Tbilisi is a city marked by a recent controversial past and an extremely fragmented cultural, social and political framework: the capital of Georgia seeks a national identity and a role as a promoter of the country's economic and social revitalization also through investment in modern infrastructure and fine architecture, characterizing the landscape. The Peace Bridge is one such case: it encapsulates symbolic and cultural instances as well as practical and infrastructural needs, posing as a monument representing the union between past and present, between the city's historic core to the west and the new neighborhoods that have grown up on the bank to the east.

The bridge is an ideal continuation of Rike Park, accompanying pedestrians to the historic downtown core. But it is not just a transit element: at the center of the structure is created a plaza from which citizens can enjoy a privileged vantage point over the city. In turn, the innovative materials and sinuous forms make it a strongly recognizable element in the city fabric, as if it were a beacon, an element of orientation and identification.

**Work instruction:**
Reproduce the text about Tbilisi's Peace Bridge word for word in its entirety.

**Entries supplied:**
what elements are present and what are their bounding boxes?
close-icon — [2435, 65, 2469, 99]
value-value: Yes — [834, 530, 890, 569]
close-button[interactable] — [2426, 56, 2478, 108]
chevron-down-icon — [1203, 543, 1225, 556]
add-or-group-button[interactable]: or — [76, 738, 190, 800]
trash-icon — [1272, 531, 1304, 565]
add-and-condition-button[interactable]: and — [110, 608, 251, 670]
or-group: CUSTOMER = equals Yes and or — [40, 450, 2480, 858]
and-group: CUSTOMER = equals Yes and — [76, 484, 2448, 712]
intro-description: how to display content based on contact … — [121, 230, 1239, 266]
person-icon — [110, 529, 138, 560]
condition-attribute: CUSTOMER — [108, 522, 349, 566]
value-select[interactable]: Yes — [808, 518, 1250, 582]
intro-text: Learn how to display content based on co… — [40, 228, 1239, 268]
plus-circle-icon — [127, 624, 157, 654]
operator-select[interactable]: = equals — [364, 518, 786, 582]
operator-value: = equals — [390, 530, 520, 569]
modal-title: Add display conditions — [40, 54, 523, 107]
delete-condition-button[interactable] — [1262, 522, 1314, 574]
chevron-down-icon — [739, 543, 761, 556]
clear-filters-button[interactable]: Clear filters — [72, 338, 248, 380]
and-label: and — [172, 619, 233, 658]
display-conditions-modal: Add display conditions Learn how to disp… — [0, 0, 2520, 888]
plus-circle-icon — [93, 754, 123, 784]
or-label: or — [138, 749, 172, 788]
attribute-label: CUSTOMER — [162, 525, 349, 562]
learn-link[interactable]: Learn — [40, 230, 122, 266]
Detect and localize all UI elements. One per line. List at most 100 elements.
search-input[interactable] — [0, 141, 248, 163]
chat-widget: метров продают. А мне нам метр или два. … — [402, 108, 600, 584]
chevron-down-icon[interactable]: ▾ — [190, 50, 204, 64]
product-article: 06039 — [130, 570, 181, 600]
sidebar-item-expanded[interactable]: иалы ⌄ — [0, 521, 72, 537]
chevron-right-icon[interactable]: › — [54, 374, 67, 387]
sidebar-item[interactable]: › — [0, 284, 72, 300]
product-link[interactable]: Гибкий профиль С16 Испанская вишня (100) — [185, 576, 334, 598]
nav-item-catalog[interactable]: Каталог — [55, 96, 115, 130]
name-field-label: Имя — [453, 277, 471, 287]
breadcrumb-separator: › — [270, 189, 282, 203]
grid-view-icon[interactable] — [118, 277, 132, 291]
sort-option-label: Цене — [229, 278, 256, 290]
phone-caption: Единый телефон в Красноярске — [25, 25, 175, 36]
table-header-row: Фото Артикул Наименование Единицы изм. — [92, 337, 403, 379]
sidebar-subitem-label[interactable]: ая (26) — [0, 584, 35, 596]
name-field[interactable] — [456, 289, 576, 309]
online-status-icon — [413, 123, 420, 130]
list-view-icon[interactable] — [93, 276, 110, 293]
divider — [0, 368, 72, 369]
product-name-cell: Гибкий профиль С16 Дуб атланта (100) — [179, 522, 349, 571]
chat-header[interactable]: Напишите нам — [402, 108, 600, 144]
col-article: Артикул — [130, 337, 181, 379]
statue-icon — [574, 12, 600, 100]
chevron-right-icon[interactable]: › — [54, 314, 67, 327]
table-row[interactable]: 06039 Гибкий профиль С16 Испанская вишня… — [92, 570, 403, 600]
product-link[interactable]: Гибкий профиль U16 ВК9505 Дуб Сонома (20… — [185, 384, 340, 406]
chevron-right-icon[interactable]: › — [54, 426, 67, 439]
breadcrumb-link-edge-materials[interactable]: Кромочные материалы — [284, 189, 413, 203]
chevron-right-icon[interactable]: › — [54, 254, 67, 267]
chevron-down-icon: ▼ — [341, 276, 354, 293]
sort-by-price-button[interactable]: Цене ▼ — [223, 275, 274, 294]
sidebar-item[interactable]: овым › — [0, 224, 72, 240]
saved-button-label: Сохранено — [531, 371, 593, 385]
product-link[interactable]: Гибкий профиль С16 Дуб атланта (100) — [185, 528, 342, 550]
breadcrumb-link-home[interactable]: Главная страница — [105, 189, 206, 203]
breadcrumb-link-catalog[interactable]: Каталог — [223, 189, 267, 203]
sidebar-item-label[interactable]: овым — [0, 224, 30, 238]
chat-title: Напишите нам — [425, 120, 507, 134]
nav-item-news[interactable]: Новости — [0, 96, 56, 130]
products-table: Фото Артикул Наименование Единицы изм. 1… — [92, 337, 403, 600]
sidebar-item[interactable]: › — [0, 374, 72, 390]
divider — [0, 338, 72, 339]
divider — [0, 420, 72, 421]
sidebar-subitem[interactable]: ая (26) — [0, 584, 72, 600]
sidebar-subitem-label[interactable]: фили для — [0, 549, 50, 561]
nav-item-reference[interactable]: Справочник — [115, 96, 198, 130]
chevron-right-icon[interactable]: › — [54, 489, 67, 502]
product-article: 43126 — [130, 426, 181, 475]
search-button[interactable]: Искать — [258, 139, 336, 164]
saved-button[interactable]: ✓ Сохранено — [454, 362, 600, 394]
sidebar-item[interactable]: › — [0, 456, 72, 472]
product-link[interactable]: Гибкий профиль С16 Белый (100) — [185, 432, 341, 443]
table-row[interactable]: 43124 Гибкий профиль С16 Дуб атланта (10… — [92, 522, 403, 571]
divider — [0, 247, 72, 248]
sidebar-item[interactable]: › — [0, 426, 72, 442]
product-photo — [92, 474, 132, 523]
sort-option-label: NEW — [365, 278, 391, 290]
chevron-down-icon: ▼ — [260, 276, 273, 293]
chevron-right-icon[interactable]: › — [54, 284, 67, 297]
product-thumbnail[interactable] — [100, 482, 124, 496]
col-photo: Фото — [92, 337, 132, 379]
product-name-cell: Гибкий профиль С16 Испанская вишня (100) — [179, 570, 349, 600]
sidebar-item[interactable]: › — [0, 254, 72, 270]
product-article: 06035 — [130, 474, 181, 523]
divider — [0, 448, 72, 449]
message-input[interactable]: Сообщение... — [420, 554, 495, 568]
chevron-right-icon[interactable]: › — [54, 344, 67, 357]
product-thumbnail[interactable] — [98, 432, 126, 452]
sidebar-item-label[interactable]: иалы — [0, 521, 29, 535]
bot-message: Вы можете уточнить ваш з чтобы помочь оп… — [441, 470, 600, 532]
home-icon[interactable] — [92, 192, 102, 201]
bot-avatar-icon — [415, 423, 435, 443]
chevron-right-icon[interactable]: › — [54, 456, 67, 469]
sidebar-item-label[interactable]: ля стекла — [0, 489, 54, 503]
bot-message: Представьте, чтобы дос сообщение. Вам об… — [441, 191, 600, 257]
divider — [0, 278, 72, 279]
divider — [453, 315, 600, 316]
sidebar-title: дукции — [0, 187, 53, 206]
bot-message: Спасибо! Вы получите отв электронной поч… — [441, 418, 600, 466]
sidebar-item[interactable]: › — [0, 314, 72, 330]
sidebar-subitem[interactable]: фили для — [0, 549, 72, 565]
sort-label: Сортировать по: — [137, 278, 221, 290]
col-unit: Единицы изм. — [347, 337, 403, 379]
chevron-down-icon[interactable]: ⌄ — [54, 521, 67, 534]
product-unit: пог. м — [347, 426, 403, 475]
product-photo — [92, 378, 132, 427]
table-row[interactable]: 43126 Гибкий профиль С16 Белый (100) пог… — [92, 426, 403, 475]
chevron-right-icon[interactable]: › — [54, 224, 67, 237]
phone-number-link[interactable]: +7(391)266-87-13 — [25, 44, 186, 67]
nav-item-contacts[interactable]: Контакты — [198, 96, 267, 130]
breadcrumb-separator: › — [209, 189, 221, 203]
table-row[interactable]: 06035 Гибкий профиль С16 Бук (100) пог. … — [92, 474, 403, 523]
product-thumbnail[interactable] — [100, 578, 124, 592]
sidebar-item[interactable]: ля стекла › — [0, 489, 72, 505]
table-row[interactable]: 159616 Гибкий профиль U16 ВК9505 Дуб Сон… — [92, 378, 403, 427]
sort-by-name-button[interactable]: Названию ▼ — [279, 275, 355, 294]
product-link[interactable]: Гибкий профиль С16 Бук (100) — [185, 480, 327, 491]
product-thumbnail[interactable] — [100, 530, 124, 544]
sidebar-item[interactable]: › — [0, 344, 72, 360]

**Answer box:**
Tbilisi is a city marked by a recent controversial past and an extremely fragmented cultural, social and political framework: the capital of Georgia seeks a national identity and a role as a promoter of the country's economic and social revitalization also through investment in modern infrastructure and fine architecture, characterizing the landscape. The Peace Bridge is one such case: it encapsulates symbolic and cultural instances as well as practical and infrastructural needs, posing as a monument representing the union between past and present, between the city's historic core to the west and the new neighborhoods that have grown up on the bank to the east.

The bridge is an ideal continuation of Rike Park, accompanying pedestrians to the historic downtown core. But it is not just a transit element: at the center of the structure is created a plaza from which citizens can enjoy a privileged vantage point over the city. In turn, the innovative materials and sinuous forms make it a strongly recognizable element in the city fabric, as if it were a beacon, an element of orientation and identification.